## Extract to read:
——

As of December 31, 2021, the Company had not commenced any operations. All activity for the period from December 3, 2020 (inception) through December 31, 2021 relates to the Company’s formation and the IPO and activities subsequent to the IPO relate to the search for a target and closing of a business combination. The Company will not generate any operating revenues until after the completion of its initial Business Combination, at the earliest. Until the consummation of the Business Combination, the Company generated non-operating income in the form of interest income on cash and cash equivalents from the proceeds derived from the IPO and unrealized gains and losses on the change in fair value of it warrants.
The Company’s sponsor was SilverBox Engaged Sponsor LLC, a Delaware limited liability company (the “Sponsor”). The registration statement for the Company’s IPO was declared effective on February 25, 2021 (the “Effective Date”). On March 2, 2021, the Company consummated the IPO of 34,500,000 Units, which includes the full exercise by the underwriters of the over-allotment option to purchase an additional 4,500,000 Units, at $10.00 per Unit, generating gross proceeds of $345,000,000, which is discussed in Note 2.

——

## Dataset records:
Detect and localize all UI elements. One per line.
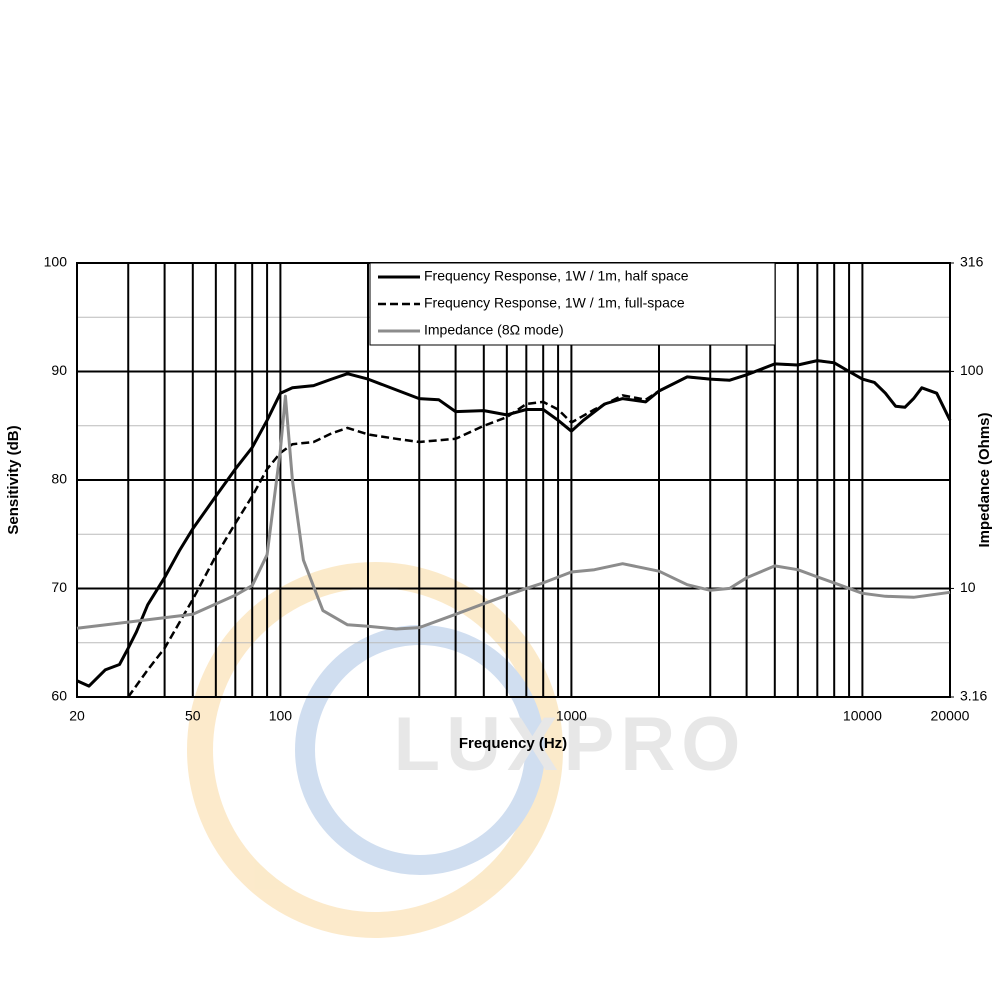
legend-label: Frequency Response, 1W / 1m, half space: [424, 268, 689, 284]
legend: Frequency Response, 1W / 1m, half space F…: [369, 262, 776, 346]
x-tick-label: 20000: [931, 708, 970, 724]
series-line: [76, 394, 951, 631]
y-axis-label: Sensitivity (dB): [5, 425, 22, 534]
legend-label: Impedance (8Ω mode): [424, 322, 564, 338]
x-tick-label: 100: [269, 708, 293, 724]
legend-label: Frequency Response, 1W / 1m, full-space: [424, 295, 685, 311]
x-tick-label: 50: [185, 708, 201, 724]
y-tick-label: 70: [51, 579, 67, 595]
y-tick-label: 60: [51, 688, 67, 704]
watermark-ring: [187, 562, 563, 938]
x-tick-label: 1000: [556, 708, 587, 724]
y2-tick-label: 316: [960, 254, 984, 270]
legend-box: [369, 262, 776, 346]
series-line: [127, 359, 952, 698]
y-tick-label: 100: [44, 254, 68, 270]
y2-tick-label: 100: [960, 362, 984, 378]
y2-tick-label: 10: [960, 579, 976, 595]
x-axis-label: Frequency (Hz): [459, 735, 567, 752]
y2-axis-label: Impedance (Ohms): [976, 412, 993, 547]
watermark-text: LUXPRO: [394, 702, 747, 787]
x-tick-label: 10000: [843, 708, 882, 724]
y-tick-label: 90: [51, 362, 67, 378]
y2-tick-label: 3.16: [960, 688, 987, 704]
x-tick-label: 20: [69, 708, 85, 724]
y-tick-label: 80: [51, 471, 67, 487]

——

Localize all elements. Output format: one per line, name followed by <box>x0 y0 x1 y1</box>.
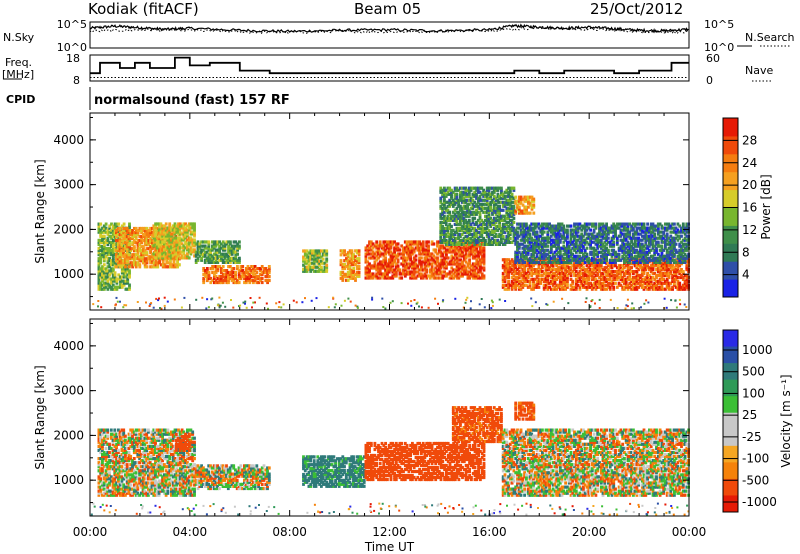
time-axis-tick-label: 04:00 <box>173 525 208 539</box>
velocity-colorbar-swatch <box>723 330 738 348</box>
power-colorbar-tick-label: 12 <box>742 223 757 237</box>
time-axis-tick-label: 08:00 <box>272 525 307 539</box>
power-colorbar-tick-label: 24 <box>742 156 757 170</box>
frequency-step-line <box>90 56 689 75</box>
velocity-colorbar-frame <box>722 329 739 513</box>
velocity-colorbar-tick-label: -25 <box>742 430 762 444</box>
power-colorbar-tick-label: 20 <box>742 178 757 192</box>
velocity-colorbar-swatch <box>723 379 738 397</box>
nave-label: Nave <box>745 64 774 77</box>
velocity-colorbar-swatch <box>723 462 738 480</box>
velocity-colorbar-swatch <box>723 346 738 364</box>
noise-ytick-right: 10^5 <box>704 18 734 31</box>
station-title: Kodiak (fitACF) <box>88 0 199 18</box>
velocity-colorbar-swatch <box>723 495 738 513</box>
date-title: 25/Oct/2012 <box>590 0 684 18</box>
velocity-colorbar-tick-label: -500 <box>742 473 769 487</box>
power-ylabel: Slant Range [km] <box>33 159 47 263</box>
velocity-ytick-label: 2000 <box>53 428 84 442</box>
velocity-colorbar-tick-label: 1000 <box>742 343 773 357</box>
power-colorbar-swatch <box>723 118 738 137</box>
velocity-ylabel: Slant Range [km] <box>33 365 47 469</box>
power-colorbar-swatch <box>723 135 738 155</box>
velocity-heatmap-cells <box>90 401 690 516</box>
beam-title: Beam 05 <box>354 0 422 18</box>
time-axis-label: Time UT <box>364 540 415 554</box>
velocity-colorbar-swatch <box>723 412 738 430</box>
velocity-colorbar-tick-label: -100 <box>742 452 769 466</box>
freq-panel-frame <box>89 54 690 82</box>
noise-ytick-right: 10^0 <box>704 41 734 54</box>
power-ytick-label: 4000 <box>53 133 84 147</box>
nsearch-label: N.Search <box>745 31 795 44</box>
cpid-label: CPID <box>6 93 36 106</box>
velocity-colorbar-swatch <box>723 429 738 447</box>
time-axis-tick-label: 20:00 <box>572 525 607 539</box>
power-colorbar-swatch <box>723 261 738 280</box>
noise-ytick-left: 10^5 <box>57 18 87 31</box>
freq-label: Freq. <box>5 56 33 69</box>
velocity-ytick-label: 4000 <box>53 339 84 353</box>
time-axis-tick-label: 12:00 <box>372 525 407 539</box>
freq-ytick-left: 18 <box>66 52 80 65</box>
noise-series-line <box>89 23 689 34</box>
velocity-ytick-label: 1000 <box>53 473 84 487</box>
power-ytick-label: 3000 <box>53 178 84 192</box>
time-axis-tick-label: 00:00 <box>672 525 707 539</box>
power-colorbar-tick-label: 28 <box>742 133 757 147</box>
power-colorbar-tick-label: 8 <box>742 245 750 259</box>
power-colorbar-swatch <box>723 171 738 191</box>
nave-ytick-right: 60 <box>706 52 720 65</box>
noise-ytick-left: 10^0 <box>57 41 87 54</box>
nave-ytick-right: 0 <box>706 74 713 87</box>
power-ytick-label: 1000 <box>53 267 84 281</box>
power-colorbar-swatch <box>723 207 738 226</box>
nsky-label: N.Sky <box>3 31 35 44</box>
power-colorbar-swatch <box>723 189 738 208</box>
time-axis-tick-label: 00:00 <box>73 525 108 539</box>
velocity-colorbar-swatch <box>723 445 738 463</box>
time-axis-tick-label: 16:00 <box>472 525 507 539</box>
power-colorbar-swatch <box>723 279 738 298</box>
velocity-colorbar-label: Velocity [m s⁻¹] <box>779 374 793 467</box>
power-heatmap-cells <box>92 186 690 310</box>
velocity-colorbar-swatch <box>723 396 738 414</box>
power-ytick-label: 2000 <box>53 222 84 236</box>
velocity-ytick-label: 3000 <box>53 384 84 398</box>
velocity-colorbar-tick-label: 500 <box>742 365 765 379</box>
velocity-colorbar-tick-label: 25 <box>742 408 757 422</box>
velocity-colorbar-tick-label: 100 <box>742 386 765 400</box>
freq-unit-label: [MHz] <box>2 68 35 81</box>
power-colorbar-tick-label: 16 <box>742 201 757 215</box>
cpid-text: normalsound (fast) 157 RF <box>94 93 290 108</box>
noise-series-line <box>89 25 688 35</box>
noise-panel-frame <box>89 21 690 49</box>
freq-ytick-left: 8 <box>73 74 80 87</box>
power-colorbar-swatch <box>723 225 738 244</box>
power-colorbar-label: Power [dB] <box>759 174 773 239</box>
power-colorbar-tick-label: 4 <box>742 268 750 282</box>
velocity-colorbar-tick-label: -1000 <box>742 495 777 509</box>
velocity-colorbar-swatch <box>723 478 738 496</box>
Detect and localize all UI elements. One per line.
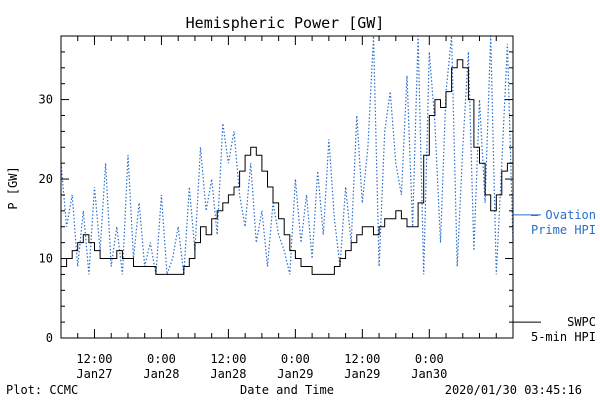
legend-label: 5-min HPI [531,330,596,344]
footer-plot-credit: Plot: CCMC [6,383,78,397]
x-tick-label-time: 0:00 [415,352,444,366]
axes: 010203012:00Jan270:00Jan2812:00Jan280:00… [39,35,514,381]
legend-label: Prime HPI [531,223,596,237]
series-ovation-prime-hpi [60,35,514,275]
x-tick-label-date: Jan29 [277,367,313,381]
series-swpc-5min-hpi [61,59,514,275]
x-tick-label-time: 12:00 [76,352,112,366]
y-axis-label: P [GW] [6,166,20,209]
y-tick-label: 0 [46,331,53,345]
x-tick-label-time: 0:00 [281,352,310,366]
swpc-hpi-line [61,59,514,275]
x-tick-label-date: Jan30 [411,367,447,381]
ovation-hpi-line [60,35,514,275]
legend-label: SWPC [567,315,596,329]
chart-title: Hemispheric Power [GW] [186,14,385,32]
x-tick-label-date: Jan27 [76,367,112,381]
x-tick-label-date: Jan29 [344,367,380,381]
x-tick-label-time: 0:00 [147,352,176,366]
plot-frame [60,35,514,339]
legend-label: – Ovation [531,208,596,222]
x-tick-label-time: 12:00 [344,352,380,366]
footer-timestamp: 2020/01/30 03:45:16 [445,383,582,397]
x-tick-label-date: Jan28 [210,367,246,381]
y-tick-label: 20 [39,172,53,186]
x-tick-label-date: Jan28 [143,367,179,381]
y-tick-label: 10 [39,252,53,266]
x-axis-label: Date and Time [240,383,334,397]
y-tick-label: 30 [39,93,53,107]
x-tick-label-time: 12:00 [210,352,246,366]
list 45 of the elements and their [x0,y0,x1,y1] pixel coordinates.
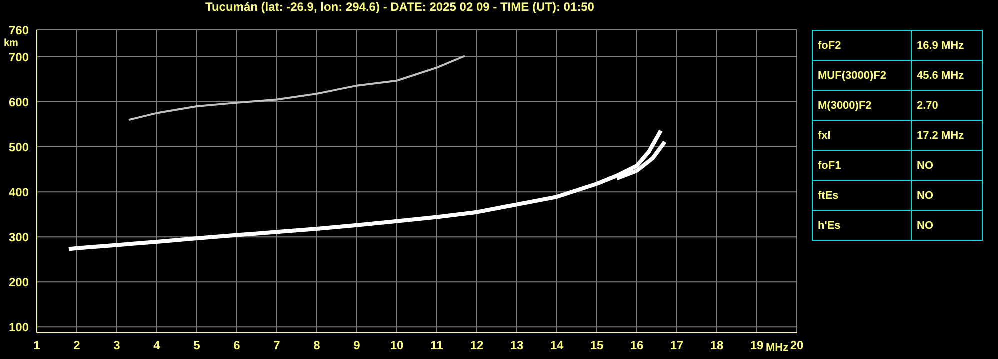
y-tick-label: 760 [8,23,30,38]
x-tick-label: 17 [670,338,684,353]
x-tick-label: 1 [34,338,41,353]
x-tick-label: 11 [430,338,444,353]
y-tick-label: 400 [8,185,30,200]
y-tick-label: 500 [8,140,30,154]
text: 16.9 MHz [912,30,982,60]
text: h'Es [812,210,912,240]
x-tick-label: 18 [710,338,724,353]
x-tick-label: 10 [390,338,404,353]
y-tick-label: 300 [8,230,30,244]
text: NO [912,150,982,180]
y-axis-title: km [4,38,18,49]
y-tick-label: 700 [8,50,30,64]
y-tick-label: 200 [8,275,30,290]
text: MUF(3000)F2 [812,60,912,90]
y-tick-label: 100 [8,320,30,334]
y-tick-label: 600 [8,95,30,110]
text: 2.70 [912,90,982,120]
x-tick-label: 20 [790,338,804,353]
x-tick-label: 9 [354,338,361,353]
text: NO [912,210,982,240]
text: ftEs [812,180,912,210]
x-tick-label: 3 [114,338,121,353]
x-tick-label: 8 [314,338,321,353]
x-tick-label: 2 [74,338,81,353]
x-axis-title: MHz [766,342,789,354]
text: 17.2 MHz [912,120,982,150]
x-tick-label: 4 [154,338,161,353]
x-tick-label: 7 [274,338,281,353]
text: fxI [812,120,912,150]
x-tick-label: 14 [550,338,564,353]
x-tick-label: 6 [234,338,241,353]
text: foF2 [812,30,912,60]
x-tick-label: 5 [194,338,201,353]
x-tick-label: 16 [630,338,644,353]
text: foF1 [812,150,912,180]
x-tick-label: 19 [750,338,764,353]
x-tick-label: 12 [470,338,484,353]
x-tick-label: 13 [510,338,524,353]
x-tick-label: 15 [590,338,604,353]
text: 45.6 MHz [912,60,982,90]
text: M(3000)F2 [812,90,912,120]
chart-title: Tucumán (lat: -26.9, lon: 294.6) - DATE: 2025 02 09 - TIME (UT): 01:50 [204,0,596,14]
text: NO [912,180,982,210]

——

## What is asked:
a) Reproduce the part of the passage on the Company's formation and IPO that opens with the words "The Company’s sponsor" and closes with "discussed in Note 2.".
b) Pick up the passage on the Company's formation and IPO at its last sentence and continue it.

## Responses:
a)
The Company’s sponsor was SilverBox Engaged Sponsor LLC, a Delaware limited liability company (the “Sponsor”). The registration statement for the Company’s IPO was declared effective on February 25, 2021 (the “Effective Date”). On March 2, 2021, the Company consummated the IPO of 34,500,000 Units, which includes the full exercise by the underwriters of the over-allotment option to purchase an additional 4,500,000 Units, at $10.00 per Unit, generating gross proceeds of $345,000,000, which is discussed in Note 2.

b)
The Company has entered into a Forward Purchase Agreement with Engaged Capital, pursuant to which Engaged Capital has agreed to purchase from the Company, in a private placement for an aggregate amount of $100,000,000 to occur simultaneously with the consummation of an initial business combination, 10,000,000 Forward Purchase Shares at $10.00 per share. The Forward Purchase Shares were issued on February 9, 2022 in connection with the Business Combination with Authentic Brands and the Forward Purchases Investment was consummated.
Simultaneously with the closing of the IPO, the Company consummated the sale of 6,266,667 warrants (the “Private Warrants” and, such transaction, the “Private Placement”), at a price of $1.50 per Private Warrant, generating gross proceeds of $9,400,000, which is discussed in Note 3. Each warrant entitles the holder to purchase one share of common stock at a price of $11.50 per share.
Offering costs of the IPO amounted to $19,474,651 consisting of $6,900,000 of underwriting discount, $12,075,000 of deferred underwriting discount, and $499,651 of other offering costs. Of the offering costs, $820,691 is included in offering costs on the statement of operations and $18,653,960 is included in temporary equity.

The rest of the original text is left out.